▸ **WORK TO BE COMPLETED**
Scan the entries below and extract each line with the word "title" in it.

▸ **MATERIAL**
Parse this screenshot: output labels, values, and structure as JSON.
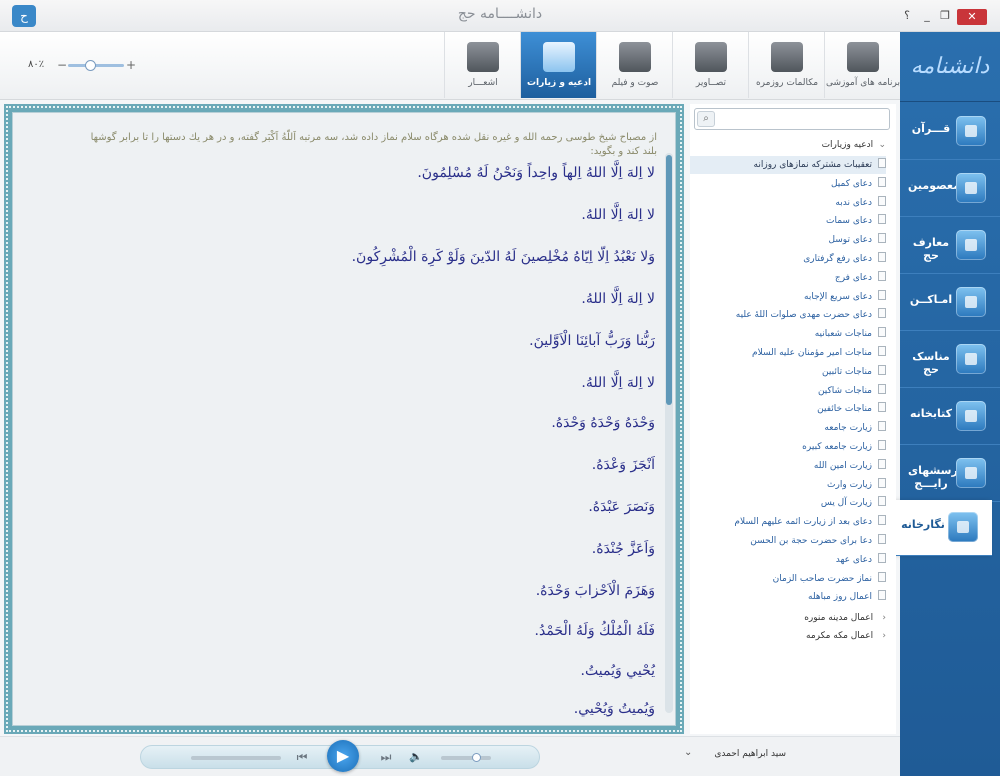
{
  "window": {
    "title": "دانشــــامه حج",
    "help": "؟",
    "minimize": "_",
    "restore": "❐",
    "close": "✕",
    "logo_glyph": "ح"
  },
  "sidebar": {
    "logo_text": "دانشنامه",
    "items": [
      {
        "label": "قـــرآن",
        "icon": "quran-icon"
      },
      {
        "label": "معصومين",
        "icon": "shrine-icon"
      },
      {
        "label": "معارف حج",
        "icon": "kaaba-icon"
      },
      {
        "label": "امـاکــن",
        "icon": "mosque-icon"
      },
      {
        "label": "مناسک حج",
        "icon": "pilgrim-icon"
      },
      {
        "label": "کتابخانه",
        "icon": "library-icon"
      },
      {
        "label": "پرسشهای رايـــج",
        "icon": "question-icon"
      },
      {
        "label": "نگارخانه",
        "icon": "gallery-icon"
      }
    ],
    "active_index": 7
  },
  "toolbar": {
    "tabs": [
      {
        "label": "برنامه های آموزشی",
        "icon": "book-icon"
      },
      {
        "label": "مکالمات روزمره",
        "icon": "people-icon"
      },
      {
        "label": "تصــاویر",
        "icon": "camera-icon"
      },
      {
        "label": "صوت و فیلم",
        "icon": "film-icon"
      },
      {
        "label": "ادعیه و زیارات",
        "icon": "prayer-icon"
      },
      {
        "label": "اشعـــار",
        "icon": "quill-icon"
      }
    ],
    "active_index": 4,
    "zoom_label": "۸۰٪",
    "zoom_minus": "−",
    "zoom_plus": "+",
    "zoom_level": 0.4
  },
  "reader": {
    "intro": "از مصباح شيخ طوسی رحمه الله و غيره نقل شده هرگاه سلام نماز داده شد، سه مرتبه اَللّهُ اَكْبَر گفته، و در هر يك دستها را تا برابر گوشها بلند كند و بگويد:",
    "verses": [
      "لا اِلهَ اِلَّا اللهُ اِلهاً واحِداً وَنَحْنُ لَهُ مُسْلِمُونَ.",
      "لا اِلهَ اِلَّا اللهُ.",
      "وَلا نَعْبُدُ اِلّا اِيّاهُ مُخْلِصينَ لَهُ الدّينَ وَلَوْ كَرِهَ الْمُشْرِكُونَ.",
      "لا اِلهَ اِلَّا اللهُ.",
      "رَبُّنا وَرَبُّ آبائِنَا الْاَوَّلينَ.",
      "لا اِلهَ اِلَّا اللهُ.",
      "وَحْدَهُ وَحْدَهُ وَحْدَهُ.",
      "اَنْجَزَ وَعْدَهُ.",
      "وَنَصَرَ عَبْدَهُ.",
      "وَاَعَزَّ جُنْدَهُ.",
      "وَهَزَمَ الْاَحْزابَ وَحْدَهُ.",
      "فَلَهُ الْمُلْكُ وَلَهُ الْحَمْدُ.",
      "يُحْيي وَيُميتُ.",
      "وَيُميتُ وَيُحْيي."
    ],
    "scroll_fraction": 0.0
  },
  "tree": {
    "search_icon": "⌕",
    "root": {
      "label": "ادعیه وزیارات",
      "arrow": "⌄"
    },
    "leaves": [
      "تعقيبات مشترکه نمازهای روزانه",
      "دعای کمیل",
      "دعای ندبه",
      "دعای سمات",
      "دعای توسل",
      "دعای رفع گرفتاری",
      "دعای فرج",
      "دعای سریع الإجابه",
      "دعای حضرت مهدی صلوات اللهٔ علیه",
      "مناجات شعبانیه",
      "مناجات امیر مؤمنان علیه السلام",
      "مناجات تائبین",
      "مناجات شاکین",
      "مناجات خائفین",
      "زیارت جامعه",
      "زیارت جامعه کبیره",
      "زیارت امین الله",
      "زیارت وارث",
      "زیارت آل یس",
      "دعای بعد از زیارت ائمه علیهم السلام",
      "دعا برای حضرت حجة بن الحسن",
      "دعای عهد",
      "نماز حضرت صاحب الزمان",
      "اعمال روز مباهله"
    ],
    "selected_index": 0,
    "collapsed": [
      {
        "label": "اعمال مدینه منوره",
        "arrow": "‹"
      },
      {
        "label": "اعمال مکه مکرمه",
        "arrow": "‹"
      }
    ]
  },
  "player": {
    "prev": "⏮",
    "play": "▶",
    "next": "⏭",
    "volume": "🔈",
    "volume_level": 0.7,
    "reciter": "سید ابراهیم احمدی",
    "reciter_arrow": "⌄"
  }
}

...

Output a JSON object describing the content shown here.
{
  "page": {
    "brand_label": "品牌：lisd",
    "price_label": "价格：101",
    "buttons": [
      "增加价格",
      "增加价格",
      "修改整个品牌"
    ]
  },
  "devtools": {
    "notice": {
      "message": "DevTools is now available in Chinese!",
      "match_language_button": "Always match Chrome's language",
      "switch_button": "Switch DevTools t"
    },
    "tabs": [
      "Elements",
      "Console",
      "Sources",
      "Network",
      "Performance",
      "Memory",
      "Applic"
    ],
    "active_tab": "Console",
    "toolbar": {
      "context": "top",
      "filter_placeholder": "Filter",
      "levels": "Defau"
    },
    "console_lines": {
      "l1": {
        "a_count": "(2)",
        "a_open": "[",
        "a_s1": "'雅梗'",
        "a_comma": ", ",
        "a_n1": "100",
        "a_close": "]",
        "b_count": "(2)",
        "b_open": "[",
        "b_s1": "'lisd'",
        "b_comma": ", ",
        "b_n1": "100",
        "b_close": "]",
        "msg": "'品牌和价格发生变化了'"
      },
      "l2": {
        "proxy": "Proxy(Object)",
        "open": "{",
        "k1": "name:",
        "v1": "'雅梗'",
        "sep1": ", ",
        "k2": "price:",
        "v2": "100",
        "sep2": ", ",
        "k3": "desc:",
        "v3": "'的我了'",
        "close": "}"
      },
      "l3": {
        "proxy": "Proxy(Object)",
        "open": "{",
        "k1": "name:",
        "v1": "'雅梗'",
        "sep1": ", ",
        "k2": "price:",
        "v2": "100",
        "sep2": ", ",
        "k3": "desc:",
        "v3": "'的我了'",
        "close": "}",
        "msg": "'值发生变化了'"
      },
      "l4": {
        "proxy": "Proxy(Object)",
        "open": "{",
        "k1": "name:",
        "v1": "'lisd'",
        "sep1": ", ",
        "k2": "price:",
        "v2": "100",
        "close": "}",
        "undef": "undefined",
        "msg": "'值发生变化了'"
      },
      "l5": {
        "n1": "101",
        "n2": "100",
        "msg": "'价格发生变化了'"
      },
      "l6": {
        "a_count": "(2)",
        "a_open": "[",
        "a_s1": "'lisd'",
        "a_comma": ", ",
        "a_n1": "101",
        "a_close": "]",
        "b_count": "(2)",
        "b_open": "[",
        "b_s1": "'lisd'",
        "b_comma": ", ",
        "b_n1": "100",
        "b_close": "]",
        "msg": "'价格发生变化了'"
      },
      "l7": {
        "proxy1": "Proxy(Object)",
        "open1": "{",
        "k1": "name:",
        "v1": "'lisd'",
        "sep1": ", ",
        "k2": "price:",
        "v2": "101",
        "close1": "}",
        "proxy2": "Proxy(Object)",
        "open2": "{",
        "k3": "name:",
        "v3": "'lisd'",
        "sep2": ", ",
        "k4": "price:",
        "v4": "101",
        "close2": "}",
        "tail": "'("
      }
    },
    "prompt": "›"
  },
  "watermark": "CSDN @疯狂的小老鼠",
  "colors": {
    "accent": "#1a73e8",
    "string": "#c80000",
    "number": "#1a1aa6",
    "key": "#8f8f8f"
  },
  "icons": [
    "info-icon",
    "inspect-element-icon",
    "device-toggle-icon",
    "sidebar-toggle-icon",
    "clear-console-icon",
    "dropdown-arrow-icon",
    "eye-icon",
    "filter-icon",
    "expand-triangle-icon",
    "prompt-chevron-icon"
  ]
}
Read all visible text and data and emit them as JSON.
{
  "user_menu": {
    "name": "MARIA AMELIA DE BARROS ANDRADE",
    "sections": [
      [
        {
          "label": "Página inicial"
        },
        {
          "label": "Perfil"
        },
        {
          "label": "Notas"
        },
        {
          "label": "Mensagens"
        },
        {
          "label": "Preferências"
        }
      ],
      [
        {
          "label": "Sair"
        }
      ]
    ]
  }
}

---

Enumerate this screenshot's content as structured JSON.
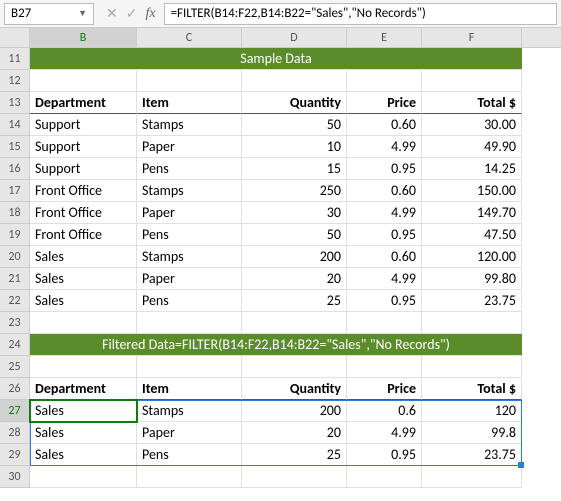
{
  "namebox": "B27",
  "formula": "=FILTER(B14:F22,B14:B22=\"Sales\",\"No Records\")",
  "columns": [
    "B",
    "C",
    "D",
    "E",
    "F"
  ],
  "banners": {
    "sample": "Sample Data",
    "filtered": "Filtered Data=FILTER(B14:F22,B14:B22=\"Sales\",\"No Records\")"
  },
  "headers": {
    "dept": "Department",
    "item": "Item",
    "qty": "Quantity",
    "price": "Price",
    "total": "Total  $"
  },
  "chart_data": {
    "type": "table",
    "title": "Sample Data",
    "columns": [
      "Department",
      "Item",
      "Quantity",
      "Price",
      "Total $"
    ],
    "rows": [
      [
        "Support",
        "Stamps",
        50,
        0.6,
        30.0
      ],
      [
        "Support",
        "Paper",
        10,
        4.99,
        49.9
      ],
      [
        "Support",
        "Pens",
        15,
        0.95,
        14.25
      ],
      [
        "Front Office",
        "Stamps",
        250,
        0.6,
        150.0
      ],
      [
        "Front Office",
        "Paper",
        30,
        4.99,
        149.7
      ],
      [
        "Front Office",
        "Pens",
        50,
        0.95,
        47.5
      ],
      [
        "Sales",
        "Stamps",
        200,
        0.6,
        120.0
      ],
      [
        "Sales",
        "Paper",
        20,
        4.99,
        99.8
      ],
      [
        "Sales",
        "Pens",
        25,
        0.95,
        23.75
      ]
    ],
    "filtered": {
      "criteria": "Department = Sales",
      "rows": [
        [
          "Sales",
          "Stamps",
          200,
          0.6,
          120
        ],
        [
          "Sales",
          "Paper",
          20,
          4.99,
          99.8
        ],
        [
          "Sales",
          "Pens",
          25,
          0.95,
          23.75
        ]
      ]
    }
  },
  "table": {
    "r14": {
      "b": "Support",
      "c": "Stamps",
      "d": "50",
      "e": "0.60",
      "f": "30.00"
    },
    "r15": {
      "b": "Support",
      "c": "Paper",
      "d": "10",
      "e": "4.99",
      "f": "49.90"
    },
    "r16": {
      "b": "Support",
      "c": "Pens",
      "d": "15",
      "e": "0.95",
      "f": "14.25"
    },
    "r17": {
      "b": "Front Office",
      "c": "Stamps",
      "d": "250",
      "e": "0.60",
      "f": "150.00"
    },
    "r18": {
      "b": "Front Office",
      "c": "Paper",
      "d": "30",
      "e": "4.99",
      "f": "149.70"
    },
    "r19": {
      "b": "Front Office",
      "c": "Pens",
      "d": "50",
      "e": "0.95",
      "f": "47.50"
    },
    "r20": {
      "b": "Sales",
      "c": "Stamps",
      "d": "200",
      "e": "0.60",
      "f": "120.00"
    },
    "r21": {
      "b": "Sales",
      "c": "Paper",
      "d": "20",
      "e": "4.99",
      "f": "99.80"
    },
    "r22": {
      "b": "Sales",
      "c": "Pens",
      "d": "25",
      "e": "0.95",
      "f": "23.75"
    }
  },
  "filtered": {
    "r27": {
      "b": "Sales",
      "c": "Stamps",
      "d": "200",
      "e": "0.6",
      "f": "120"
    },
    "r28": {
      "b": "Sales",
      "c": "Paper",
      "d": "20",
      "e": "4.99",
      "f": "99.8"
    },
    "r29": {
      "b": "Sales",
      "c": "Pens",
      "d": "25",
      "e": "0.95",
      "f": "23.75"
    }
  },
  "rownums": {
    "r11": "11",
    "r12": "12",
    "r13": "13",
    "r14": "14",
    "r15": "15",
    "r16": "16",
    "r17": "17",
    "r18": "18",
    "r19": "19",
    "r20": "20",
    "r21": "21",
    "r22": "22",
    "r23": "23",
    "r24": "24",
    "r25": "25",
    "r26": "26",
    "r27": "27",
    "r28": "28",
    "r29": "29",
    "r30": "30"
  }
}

▸ **REPLY TO THE TASK**
    "title": "دانشــــامه حج",
    "title": "Sample Data",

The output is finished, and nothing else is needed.